_SOURCE EXTRACT_
4

I am trying out below example to understand unapply,

class Emp(name: String, age: Int)

object Emp {
  def apply(name: String, age: Int): Emp = new Emp(name, age)

  def unapply(emp: Emp): Option[(String, Int)] = Some(emp.name, emp.age)
}

Unfortunately, it fails with compilation error Cannot resolve symbol name, Cannot resolve symbol age.

Whereas, when i declare Emp as case class, it works prefectly fine without any compilation error.

Can someone please explain reason behind this?

Note: scalaVersion- 2.12.7

mukesh210
  • 2,792
  • 2
  • 19
  • 41

1 Answers1

5

the error tell you, that scala can't see the properties in class Emp. in order to expose them, you need smth like this (more on this in here):

class Emp(val name: String, val age: Int)

_YOUR OBJECTIVE_
How does the part of the Scala unapply thread that opens with the words "I am trying" and closes with "new Emp(name, age)" read when you swap "Emp" for "Employee"? The lines that come next have no connection to the Scala unapply thread.

_DATA SEGMENT_

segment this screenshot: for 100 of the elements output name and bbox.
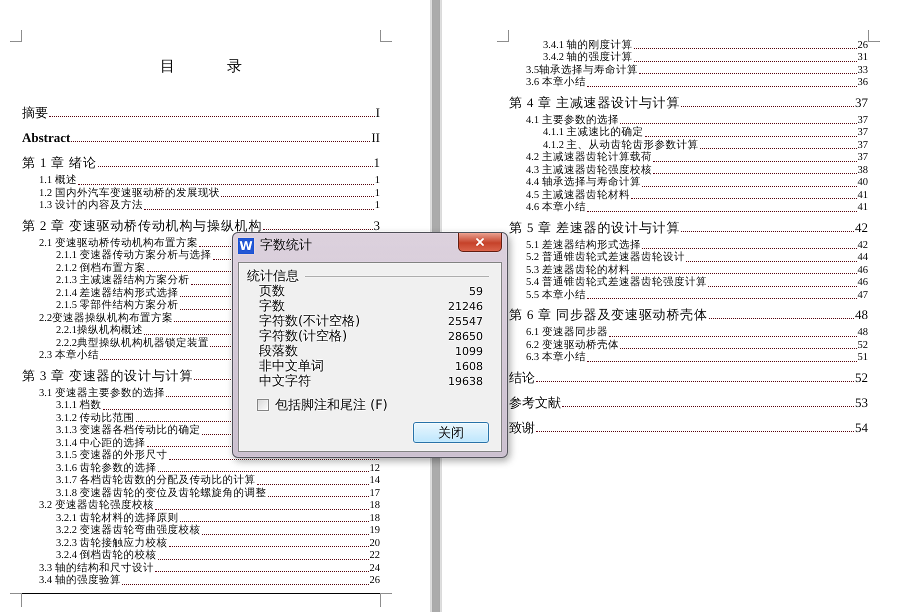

_COMPLETE OUTPUT_
I am trying out below example to understand unapply,

class Employee(name: String, age: Int)

object Employee {
  def apply(name: String, age: Int): Employee = new Employee(name, age)